+++ Data excerpts

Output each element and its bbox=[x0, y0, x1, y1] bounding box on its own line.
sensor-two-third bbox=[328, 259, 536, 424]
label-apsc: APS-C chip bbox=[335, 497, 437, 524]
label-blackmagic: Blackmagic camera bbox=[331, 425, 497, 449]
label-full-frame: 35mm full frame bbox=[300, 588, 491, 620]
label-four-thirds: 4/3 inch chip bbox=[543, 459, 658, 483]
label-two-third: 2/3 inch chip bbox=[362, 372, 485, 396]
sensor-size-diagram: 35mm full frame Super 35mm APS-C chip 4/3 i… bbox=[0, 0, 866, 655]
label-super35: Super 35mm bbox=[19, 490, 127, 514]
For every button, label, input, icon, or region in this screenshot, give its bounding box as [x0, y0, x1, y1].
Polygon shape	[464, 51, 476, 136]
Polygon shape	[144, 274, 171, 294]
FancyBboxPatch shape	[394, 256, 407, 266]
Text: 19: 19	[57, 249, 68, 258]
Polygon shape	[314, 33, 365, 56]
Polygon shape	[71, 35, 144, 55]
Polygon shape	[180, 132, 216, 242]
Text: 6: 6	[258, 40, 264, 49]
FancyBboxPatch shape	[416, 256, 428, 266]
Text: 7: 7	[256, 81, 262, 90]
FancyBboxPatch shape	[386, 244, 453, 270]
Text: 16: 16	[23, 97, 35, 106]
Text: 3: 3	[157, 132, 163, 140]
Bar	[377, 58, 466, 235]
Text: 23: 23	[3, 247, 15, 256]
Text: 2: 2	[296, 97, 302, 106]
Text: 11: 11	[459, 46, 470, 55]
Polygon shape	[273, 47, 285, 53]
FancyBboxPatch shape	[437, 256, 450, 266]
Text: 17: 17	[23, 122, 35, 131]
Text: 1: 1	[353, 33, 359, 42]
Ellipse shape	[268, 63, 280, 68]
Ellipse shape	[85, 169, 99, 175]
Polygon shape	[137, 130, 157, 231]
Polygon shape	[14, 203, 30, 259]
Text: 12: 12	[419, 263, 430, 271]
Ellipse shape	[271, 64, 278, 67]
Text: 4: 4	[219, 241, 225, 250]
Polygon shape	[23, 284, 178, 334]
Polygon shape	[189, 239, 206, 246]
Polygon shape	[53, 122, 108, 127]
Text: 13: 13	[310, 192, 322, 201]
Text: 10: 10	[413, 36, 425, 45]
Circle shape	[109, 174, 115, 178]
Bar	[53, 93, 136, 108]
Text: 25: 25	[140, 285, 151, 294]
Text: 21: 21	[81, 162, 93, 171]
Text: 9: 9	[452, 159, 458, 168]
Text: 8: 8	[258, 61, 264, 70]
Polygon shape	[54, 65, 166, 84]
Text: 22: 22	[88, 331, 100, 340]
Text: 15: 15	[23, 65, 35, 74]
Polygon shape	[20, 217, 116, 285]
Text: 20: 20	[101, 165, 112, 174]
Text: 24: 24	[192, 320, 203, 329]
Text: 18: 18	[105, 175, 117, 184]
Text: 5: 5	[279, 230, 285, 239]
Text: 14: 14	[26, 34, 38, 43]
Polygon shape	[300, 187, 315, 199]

++++++

Work to be completed >> Convert every line of the records above into a JSON list of strings, one string per line, with blank lines omitted.

Problem solution >>
[
  "Output each element and its bbox=[x0, y0, x1, y1] bounding box on its own line.",
  "sensor-two-third bbox=[328, 259, 536, 424]",
  "label-apsc: APS-C chip bbox=[335, 497, 437, 524]",
  "label-blackmagic: Blackmagic camera bbox=[331, 425, 497, 449]",
  "label-full-frame: 35mm full frame bbox=[300, 588, 491, 620]",
  "label-four-thirds: 4/3 inch chip bbox=[543, 459, 658, 483]",
  "label-two-third: 2/3 inch chip bbox=[362, 372, 485, 396]",
  "sensor-size-diagram: 35mm full frame Super 35mm APS-C chip 4/3 i… bbox=[0, 0, 866, 655]",
  "label-super35: Super 35mm bbox=[19, 490, 127, 514]",
  "For every button, label, input, icon, or region in this screenshot, give its bounding box as [x0, y0, x1, y1].",
  "Polygon shape\t[464, 51, 476, 136]",
  "Polygon shape\t[144, 274, 171, 294]",
  "FancyBboxPatch shape\t[394, 256, 407, 266]",
  "Text: 19: 19\t[57, 249, 68, 258]",
  "Polygon shape\t[314, 33, 365, 56]",
  "Polygon shape\t[71, 35, 144, 55]",
  "Polygon shape\t[180, 132, 216, 242]",
  "Text: 6: 6\t[258, 40, 264, 49]",
  "FancyBboxPatch shape\t[416, 256, 428, 266]",
  "Text: 7: 7\t[256, 81, 262, 90]",
  "FancyBboxPatch shape\t[386, 244, 453, 270]",
  "Text: 16: 16\t[23, 97, 35, 106]",
  "Text: 3: 3\t[157, 132, 163, 140]",
  "Bar\t[377, 58, 466, 235]",
  "Text: 23: 23\t[3, 247, 15, 256]",
  "Text: 2: 2\t[296, 97, 302, 106]",
  "Text: 11: 11\t[459, 46, 470, 55]",
  "Polygon shape\t[273, 47, 285, 53]",
  "FancyBboxPatch shape\t[437, 256, 450, 266]",
  "Text: 17: 17\t[23, 122, 35, 131]",
  "Text: 1: 1\t[353, 33, 359, 42]",
  "Ellipse shape\t[268, 63, 280, 68]",
  "Ellipse shape\t[85, 169, 99, 175]",
  "Polygon shape\t[137, 130, 157, 231]",
  "Polygon shape\t[14, 203, 30, 259]",
  "Text: 12: 12\t[419, 263, 430, 271]",
  "Ellipse shape\t[271, 64, 278, 67]",
  "Text: 4: 4\t[219, 241, 225, 250]",
  "Polygon shape\t[23, 284, 178, 334]",
  "Polygon shape\t[189, 239, 206, 246]",
  "Polygon shape\t[53, 122, 108, 127]",
  "Text: 13: 13\t[310, 192, 322, 201]",
  "Text: 10: 10\t[413, 36, 425, 45]",
  "Circle shape\t[109, 174, 115, 178]",
  "Bar\t[53, 93, 136, 108]",
  "Text: 25: 25\t[140, 285, 151, 294]",
  "Text: 21: 21\t[81, 162, 93, 171]",
  "Text: 9: 9\t[452, 159, 458, 168]",
  "Text: 8: 8\t[258, 61, 264, 70]",
  "Polygon shape\t[54, 65, 166, 84]",
  "Text: 22: 22\t[88, 331, 100, 340]",
  "Text: 15: 15\t[23, 65, 35, 74]",
  "Polygon shape\t[20, 217, 116, 285]",
  "Text: 20: 20\t[101, 165, 112, 174]",
  "Text: 24: 24\t[192, 320, 203, 329]",
  "Text: 18: 18\t[105, 175, 117, 184]",
  "Text: 5: 5\t[279, 230, 285, 239]",
  "Text: 14: 14\t[26, 34, 38, 43]",
  "Polygon shape\t[300, 187, 315, 199]"
]